> **What is needed**: Output the full listing below exactly as it reads, and skip anything that is a picture.

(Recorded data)
- - -

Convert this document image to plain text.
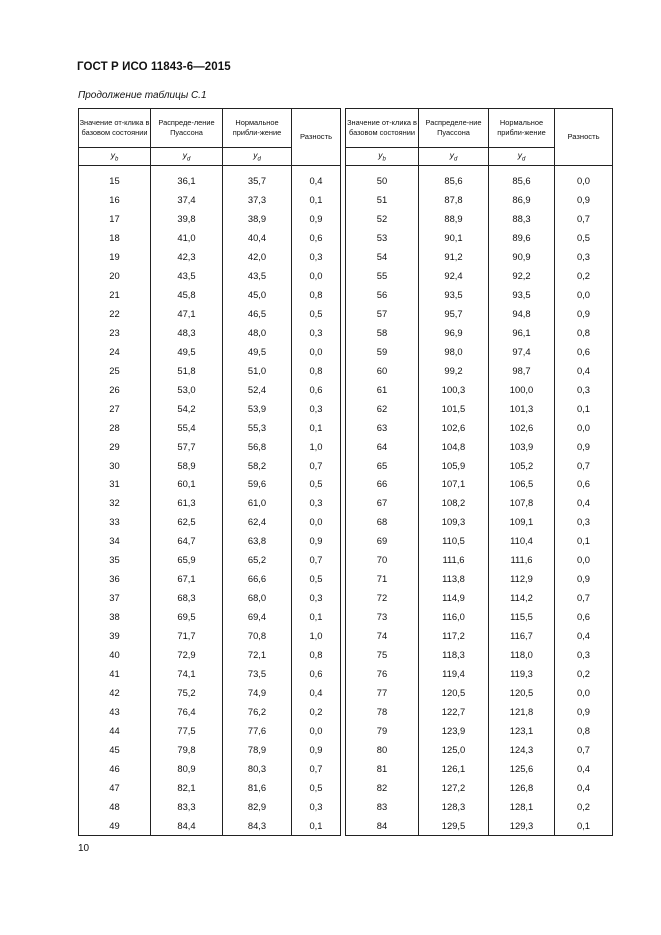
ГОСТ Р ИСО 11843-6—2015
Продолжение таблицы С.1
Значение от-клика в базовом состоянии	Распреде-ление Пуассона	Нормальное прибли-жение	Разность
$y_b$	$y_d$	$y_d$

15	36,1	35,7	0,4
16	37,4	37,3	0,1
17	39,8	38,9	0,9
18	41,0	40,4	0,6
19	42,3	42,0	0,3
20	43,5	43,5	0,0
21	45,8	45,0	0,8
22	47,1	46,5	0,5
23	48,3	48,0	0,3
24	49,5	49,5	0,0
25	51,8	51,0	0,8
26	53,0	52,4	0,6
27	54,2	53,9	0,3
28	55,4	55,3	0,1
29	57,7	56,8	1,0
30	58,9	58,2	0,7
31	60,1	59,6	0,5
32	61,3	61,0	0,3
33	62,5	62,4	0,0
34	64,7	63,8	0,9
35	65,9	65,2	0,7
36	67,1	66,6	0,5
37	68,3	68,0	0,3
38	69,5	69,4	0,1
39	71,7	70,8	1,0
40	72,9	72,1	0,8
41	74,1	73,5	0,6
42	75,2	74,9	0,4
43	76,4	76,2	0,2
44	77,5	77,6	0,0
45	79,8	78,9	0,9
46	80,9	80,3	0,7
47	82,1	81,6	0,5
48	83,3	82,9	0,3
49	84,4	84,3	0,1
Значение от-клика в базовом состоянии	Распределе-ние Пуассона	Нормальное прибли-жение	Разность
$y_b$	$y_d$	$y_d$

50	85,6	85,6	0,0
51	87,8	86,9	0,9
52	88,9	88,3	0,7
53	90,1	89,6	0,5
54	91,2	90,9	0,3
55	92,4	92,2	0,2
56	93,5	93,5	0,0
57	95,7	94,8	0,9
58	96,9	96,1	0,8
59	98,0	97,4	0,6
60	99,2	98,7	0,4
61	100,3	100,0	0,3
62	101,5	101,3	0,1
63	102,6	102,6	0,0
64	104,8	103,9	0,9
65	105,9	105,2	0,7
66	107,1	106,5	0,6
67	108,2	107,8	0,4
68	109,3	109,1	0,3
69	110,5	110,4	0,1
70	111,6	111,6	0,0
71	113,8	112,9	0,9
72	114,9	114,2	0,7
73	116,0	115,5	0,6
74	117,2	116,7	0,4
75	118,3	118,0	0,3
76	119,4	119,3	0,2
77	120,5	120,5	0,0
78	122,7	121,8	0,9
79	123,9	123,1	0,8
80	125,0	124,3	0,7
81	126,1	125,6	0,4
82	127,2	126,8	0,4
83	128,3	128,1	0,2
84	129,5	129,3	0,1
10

- - -

> **Task solution**:
Convert this document image to plain text.
ГОСТ Р ИСО 11843-6—2015
Продолжение таблицы С.1
Значение от-клика в базовом состоянии	Распреде-ление Пуассона	Нормальное прибли-жение	Разность
$y_b$	$y_d$	$y_d$

15	36,1	35,7	0,4
16	37,4	37,3	0,1
17	39,8	38,9	0,9
18	41,0	40,4	0,6
19	42,3	42,0	0,3
20	43,5	43,5	0,0
21	45,8	45,0	0,8
22	47,1	46,5	0,5
23	48,3	48,0	0,3
24	49,5	49,5	0,0
25	51,8	51,0	0,8
26	53,0	52,4	0,6
27	54,2	53,9	0,3
28	55,4	55,3	0,1
29	57,7	56,8	1,0
30	58,9	58,2	0,7
31	60,1	59,6	0,5
32	61,3	61,0	0,3
33	62,5	62,4	0,0
34	64,7	63,8	0,9
35	65,9	65,2	0,7
36	67,1	66,6	0,5
37	68,3	68,0	0,3
38	69,5	69,4	0,1
39	71,7	70,8	1,0
40	72,9	72,1	0,8
41	74,1	73,5	0,6
42	75,2	74,9	0,4
43	76,4	76,2	0,2
44	77,5	77,6	0,0
45	79,8	78,9	0,9
46	80,9	80,3	0,7
47	82,1	81,6	0,5
48	83,3	82,9	0,3
49	84,4	84,3	0,1
Значение от-клика в базовом состоянии	Распределе-ние Пуассона	Нормальное прибли-жение	Разность
$y_b$	$y_d$	$y_d$

50	85,6	85,6	0,0
51	87,8	86,9	0,9
52	88,9	88,3	0,7
53	90,1	89,6	0,5
54	91,2	90,9	0,3
55	92,4	92,2	0,2
56	93,5	93,5	0,0
57	95,7	94,8	0,9
58	96,9	96,1	0,8
59	98,0	97,4	0,6
60	99,2	98,7	0,4
61	100,3	100,0	0,3
62	101,5	101,3	0,1
63	102,6	102,6	0,0
64	104,8	103,9	0,9
65	105,9	105,2	0,7
66	107,1	106,5	0,6
67	108,2	107,8	0,4
68	109,3	109,1	0,3
69	110,5	110,4	0,1
70	111,6	111,6	0,0
71	113,8	112,9	0,9
72	114,9	114,2	0,7
73	116,0	115,5	0,6
74	117,2	116,7	0,4
75	118,3	118,0	0,3
76	119,4	119,3	0,2
77	120,5	120,5	0,0
78	122,7	121,8	0,9
79	123,9	123,1	0,8
80	125,0	124,3	0,7
81	126,1	125,6	0,4
82	127,2	126,8	0,4
83	128,3	128,1	0,2
84	129,5	129,3	0,1
10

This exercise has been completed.